EXERCISE:
Drop the pictures, then extract the listing word for word.

-- RECORD EXCERPTS start --

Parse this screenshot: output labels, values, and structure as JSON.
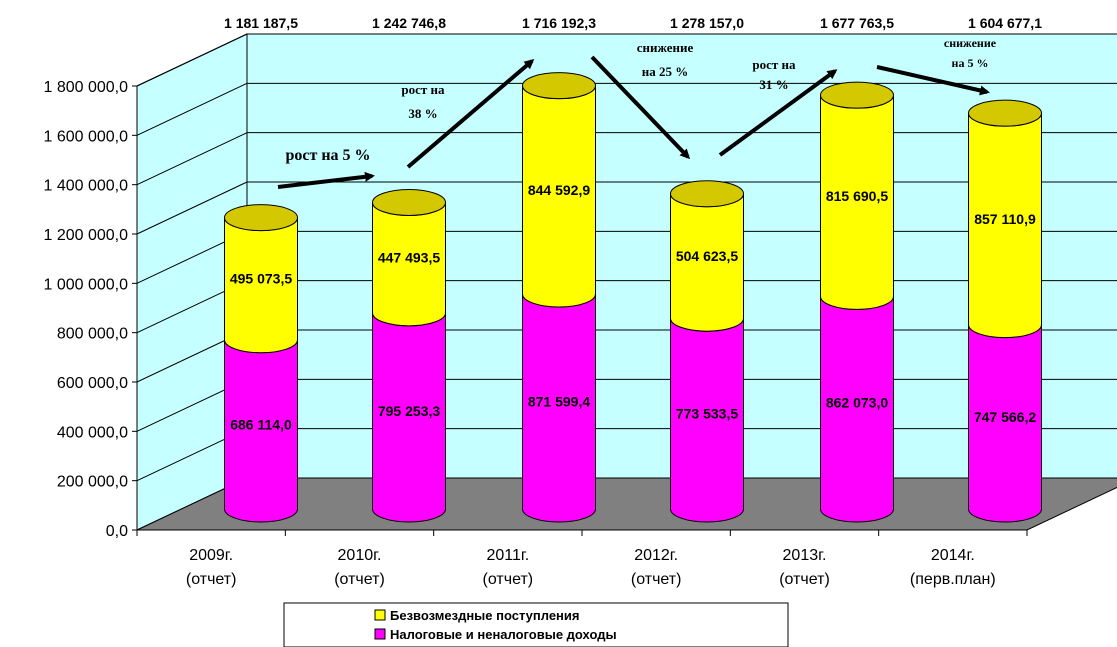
{
  "chart_data": {
    "type": "bar",
    "stacked": true,
    "style": "3d-cylinder",
    "categories": [
      [
        "2009г.",
        "(отчет)"
      ],
      [
        "2010г.",
        "(отчет)"
      ],
      [
        "2011г.",
        "(отчет)"
      ],
      [
        "2012г.",
        "(отчет)"
      ],
      [
        "2013г.",
        "(отчет)"
      ],
      [
        "2014г.",
        "(перв.план)"
      ]
    ],
    "series": [
      {
        "name": "Налоговые и неналоговые доходы",
        "color": "#FF00FF",
        "labels": [
          "686 114,0",
          "795 253,3",
          "871 599,4",
          "773 533,5",
          "862 073,0",
          "747 566,2"
        ],
        "values": [
          686114.0,
          795253.3,
          871599.4,
          773533.5,
          862073.0,
          747566.2
        ]
      },
      {
        "name": "Безвозмездные поступления",
        "color": "#FFFF00",
        "labels": [
          "495 073,5",
          "447 493,5",
          "844 592,9",
          "504 623,5",
          "815 690,5",
          "857 110,9"
        ],
        "values": [
          495073.5,
          447493.5,
          844592.9,
          504623.5,
          815690.5,
          857110.9
        ]
      }
    ],
    "totals": [
      "1 181 187,5",
      "1 242 746,8",
      "1 716 192,3",
      "1 278 157,0",
      "1 677 763,5",
      "1 604 677,1"
    ],
    "y_ticks": [
      "0,0",
      "200 000,0",
      "400 000,0",
      "600 000,0",
      "800 000,0",
      "1 000 000,0",
      "1 200 000,0",
      "1 400 000,0",
      "1 600 000,0",
      "1 800 000,0"
    ],
    "ylim": [
      0,
      1800000
    ],
    "grid": true,
    "legend_position": "bottom",
    "annotations": [
      {
        "lines": [
          "рост на 5 %"
        ]
      },
      {
        "lines": [
          "рост на",
          "38 %"
        ]
      },
      {
        "lines": [
          "снижение",
          "на 25 %"
        ]
      },
      {
        "lines": [
          "рост на",
          "31 %"
        ]
      },
      {
        "lines": [
          "снижение",
          "на 5 %"
        ]
      }
    ],
    "colors": {
      "wall": "#C6FFFF",
      "floor": "#808080",
      "arrow": "#000000"
    }
  }
}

-- RECORD EXCERPTS end --

RESPONSE BELOW:
Parse this screenshot: output labels, values, and structure as JSON.
{
  "chart_data": {
    "type": "bar",
    "stacked": true,
    "style": "3d-cylinder",
    "categories": [
      [
        "2009г.",
        "(отчет)"
      ],
      [
        "2010г.",
        "(отчет)"
      ],
      [
        "2011г.",
        "(отчет)"
      ],
      [
        "2012г.",
        "(отчет)"
      ],
      [
        "2013г.",
        "(отчет)"
      ],
      [
        "2014г.",
        "(перв.план)"
      ]
    ],
    "series": [
      {
        "name": "Налоговые и неналоговые доходы",
        "color": "#FF00FF",
        "labels": [
          "686 114,0",
          "795 253,3",
          "871 599,4",
          "773 533,5",
          "862 073,0",
          "747 566,2"
        ],
        "values": [
          686114.0,
          795253.3,
          871599.4,
          773533.5,
          862073.0,
          747566.2
        ]
      },
      {
        "name": "Безвозмездные поступления",
        "color": "#FFFF00",
        "labels": [
          "495 073,5",
          "447 493,5",
          "844 592,9",
          "504 623,5",
          "815 690,5",
          "857 110,9"
        ],
        "values": [
          495073.5,
          447493.5,
          844592.9,
          504623.5,
          815690.5,
          857110.9
        ]
      }
    ],
    "totals": [
      "1 181 187,5",
      "1 242 746,8",
      "1 716 192,3",
      "1 278 157,0",
      "1 677 763,5",
      "1 604 677,1"
    ],
    "y_ticks": [
      "0,0",
      "200 000,0",
      "400 000,0",
      "600 000,0",
      "800 000,0",
      "1 000 000,0",
      "1 200 000,0",
      "1 400 000,0",
      "1 600 000,0",
      "1 800 000,0"
    ],
    "ylim": [
      0,
      1800000
    ],
    "grid": true,
    "legend_position": "bottom",
    "annotations": [
      {
        "lines": [
          "рост на 5 %"
        ]
      },
      {
        "lines": [
          "рост на",
          "38 %"
        ]
      },
      {
        "lines": [
          "снижение",
          "на 25 %"
        ]
      },
      {
        "lines": [
          "рост на",
          "31 %"
        ]
      },
      {
        "lines": [
          "снижение",
          "на 5 %"
        ]
      }
    ],
    "colors": {
      "wall": "#C6FFFF",
      "floor": "#808080",
      "arrow": "#000000"
    }
  }
}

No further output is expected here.